## begin THE INPUT
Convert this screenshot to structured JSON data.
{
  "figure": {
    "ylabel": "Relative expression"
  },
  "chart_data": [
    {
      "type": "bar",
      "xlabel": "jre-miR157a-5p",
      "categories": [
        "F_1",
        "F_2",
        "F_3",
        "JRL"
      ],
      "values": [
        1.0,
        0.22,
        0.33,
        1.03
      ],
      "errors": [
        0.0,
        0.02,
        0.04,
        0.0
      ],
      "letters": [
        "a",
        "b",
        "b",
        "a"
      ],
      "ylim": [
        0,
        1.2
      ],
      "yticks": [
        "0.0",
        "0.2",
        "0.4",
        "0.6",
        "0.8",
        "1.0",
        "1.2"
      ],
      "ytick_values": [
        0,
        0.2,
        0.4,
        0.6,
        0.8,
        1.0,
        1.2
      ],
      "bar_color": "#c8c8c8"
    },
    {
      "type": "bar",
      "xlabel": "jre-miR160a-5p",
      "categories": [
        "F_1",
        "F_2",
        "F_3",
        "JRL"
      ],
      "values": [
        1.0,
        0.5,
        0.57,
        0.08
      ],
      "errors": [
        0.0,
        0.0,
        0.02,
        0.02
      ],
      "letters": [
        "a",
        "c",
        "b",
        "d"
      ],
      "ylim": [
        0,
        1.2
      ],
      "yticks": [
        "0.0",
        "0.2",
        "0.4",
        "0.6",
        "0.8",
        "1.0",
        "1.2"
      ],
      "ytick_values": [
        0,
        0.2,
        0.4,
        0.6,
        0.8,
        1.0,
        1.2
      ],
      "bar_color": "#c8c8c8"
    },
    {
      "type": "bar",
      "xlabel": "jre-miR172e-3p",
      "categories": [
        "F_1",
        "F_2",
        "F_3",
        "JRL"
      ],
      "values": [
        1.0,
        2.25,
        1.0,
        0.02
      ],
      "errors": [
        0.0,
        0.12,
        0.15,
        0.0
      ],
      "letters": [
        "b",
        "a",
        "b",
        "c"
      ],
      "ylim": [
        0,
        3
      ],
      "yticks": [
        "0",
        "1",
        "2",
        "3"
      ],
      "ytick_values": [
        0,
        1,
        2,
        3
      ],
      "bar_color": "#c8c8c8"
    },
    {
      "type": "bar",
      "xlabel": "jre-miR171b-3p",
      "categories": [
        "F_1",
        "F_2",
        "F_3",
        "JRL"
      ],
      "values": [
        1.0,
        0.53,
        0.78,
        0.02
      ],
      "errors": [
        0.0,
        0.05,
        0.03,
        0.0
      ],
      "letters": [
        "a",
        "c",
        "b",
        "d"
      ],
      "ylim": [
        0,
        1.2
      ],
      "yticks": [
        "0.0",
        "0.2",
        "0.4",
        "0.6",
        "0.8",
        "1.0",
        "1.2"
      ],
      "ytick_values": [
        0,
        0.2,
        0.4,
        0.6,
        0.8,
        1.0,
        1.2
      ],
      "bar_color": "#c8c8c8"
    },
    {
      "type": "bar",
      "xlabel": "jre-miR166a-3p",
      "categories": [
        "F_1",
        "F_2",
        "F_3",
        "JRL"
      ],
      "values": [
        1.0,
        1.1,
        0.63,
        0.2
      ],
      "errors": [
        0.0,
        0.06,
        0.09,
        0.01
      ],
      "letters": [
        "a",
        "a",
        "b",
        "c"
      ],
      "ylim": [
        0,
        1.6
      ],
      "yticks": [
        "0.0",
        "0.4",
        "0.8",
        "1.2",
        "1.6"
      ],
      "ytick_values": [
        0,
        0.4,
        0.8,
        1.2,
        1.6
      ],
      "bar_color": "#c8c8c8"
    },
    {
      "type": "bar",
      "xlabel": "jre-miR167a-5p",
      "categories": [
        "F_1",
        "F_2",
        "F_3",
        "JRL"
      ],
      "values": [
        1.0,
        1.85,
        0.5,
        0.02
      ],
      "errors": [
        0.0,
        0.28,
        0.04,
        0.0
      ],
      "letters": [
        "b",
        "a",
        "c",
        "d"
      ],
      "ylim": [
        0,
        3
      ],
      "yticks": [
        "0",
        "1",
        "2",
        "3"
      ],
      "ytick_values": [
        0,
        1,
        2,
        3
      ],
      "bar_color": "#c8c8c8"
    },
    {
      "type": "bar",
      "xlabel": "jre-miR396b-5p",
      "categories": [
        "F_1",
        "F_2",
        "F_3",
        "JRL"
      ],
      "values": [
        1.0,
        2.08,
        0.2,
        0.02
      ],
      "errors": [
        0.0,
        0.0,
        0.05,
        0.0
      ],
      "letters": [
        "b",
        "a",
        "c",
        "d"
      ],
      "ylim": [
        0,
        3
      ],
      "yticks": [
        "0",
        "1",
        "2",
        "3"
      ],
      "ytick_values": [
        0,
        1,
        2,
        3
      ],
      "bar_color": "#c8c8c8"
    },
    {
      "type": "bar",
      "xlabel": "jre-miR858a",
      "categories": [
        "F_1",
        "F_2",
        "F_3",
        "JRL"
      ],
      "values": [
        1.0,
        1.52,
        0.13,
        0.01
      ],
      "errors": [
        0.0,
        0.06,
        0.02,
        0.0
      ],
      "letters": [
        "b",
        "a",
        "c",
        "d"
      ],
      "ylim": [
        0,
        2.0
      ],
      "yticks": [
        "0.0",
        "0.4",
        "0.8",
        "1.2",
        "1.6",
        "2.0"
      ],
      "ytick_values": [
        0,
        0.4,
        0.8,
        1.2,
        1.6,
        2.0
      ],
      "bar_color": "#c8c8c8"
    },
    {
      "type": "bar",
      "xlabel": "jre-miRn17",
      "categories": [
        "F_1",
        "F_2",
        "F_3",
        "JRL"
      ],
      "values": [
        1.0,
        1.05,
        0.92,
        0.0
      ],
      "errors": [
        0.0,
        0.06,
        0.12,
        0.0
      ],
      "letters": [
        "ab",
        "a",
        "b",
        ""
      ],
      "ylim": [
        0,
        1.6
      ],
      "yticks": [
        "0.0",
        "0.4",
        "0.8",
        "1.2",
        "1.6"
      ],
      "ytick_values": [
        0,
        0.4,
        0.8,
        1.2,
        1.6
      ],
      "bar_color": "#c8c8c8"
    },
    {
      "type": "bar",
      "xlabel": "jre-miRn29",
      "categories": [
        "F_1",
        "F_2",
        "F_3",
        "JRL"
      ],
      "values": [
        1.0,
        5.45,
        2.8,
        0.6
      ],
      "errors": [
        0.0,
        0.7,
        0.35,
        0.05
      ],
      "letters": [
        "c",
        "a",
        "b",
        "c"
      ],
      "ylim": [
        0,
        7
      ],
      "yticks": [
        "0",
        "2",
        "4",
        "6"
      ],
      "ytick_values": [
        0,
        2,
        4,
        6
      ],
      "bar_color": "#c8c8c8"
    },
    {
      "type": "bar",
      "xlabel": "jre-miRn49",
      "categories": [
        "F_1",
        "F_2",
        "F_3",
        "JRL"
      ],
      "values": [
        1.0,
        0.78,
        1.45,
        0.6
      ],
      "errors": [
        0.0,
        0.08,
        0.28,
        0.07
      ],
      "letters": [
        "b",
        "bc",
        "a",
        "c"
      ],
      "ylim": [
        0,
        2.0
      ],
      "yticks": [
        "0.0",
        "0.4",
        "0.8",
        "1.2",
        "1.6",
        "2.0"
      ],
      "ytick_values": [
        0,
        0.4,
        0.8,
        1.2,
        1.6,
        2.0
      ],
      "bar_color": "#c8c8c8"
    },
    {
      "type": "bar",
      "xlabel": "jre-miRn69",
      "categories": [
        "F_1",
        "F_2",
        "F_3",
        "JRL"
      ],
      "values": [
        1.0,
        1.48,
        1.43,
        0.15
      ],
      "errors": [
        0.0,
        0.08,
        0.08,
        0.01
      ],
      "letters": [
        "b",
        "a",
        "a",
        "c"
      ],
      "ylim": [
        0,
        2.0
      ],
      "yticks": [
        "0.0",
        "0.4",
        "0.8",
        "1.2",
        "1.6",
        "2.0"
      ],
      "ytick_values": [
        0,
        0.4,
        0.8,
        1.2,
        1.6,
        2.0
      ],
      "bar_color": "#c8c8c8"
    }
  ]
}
## end THE INPUT
* [TASK TO COMPLETE] Find the lines holding "xlabel" and list every one.

* [RESULT BELOW]
      "xlabel": "jre-miR157a-5p",
      "xlabel": "jre-miR160a-5p",
      "xlabel": "jre-miR172e-3p",
      "xlabel": "jre-miR171b-3p",
      "xlabel": "jre-miR166a-3p",
      "xlabel": "jre-miR167a-5p",
      "xlabel": "jre-miR396b-5p",
      "xlabel": "jre-miR858a",
      "xlabel": "jre-miRn17",
      "xlabel": "jre-miRn29",
      "xlabel": "jre-miRn49",
      "xlabel": "jre-miRn69",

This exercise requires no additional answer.